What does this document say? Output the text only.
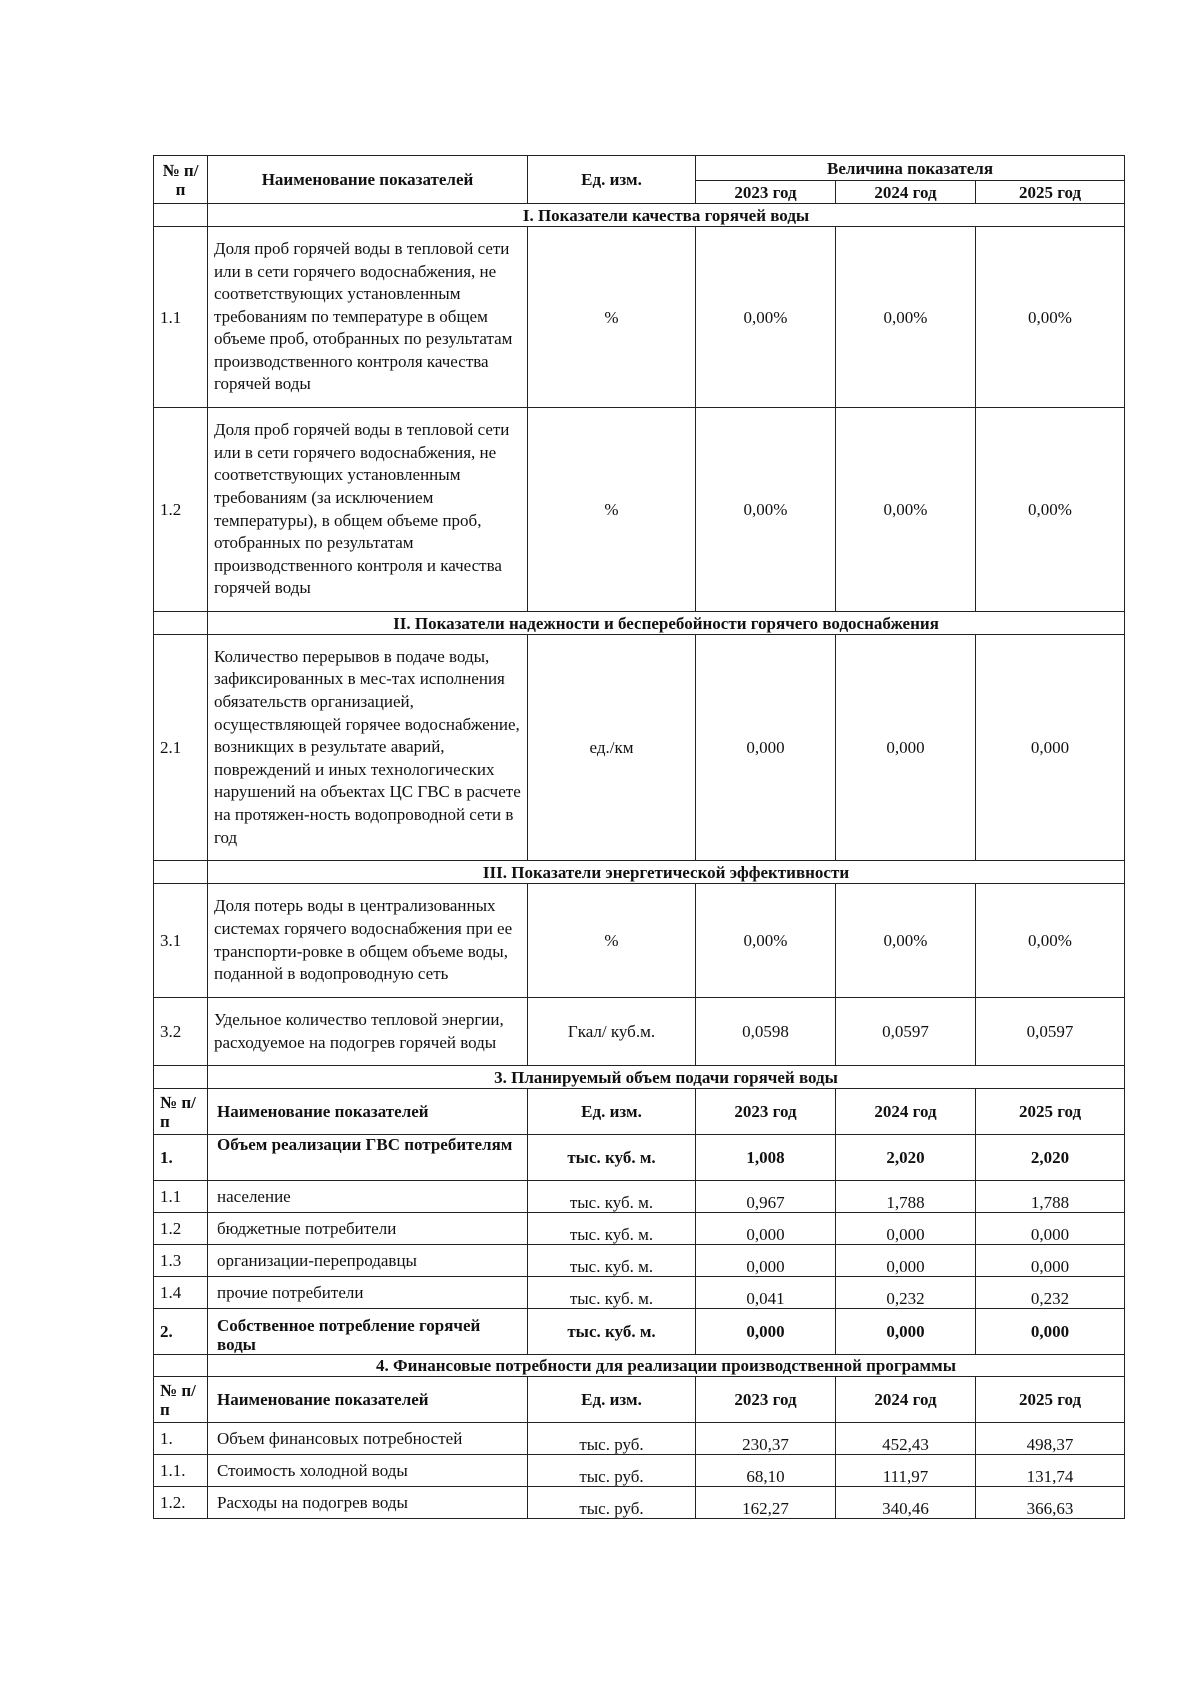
№ п/п	Наименование показателей	Ед. изм.	Величина показателя		
			2023 год	2024 год	2025 год
	I. Показатели качества горячей воды				
1.1	Доля проб горячей воды в тепловой сети или в сети горячего водоснабжения, не соответствующих установленным требованиям по температуре в общем объеме проб, отобранных по результатам производственного контроля качества горячей воды	%	0,00%	0,00%	0,00%
1.2	Доля проб горячей воды в тепловой сети или в сети горячего водоснабжения, не соответствующих установленным требованиям (за исключением температуры), в общем объеме проб, отобранных по результатам производственного контроля и качества горячей воды	%	0,00%	0,00%	0,00%
	II. Показатели надежности и бесперебойности горячего водоснабжения				
2.1	Количество перерывов в подаче воды, зафиксированных в мес-тах исполнения обязательств организацией, осуществляющей горячее водоснабжение, возникщих в результате аварий, повреждений и иных технологических нарушений на объектах ЦС ГВС в расчете на протяжен-ность водопроводной сети в год	ед./км	0,000	0,000	0,000
	III. Показатели энергетической эффективности				
3.1	Доля потерь воды в централизованных системах горячего водоснабжения при ее транспорти-ровке в общем объеме воды, поданной в водопроводную сеть	%	0,00%	0,00%	0,00%
3.2	Удельное количество тепловой энергии, расходуемое на подогрев горячей воды	Гкал/ куб.м.	0,0598	0,0597	0,0597
	3. Планируемый объем подачи горячей воды				
№ п/п	Наименование показателей	Ед. изм.	2023 год	2024 год	2025 год
1.	Объем реализации ГВС потребителям	тыс. куб. м.	1,008	2,020	2,020
1.1	население	тыс. куб. м.	0,967	1,788	1,788
1.2	бюджетные потребители	тыс. куб. м.	0,000	0,000	0,000
1.3	организации-перепродавцы	тыс. куб. м.	0,000	0,000	0,000
1.4	прочие потребители	тыс. куб. м.	0,041	0,232	0,232
2.	Собственное потребление горячей воды	тыс. куб. м.	0,000	0,000	0,000
	4. Финансовые потребности для реализации производственной программы				
№ п/п	Наименование показателей	Ед. изм.	2023 год	2024 год	2025 год
1.	Объем финансовых потребностей	тыс. руб.	230,37	452,43	498,37
1.1.	Стоимость холодной воды	тыс. руб.	68,10	111,97	131,74
1.2.	Расходы на подогрев воды	тыс. руб.	162,27	340,46	366,63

+++++

__Required work__. Lines that include the word "Показатели" are to be extracted from the data above.

__Solution for this task__.
	I. Показатели качества горячей воды				
	II. Показатели надежности и бесперебойности горячего водоснабжения				
	III. Показатели энергетической эффективности				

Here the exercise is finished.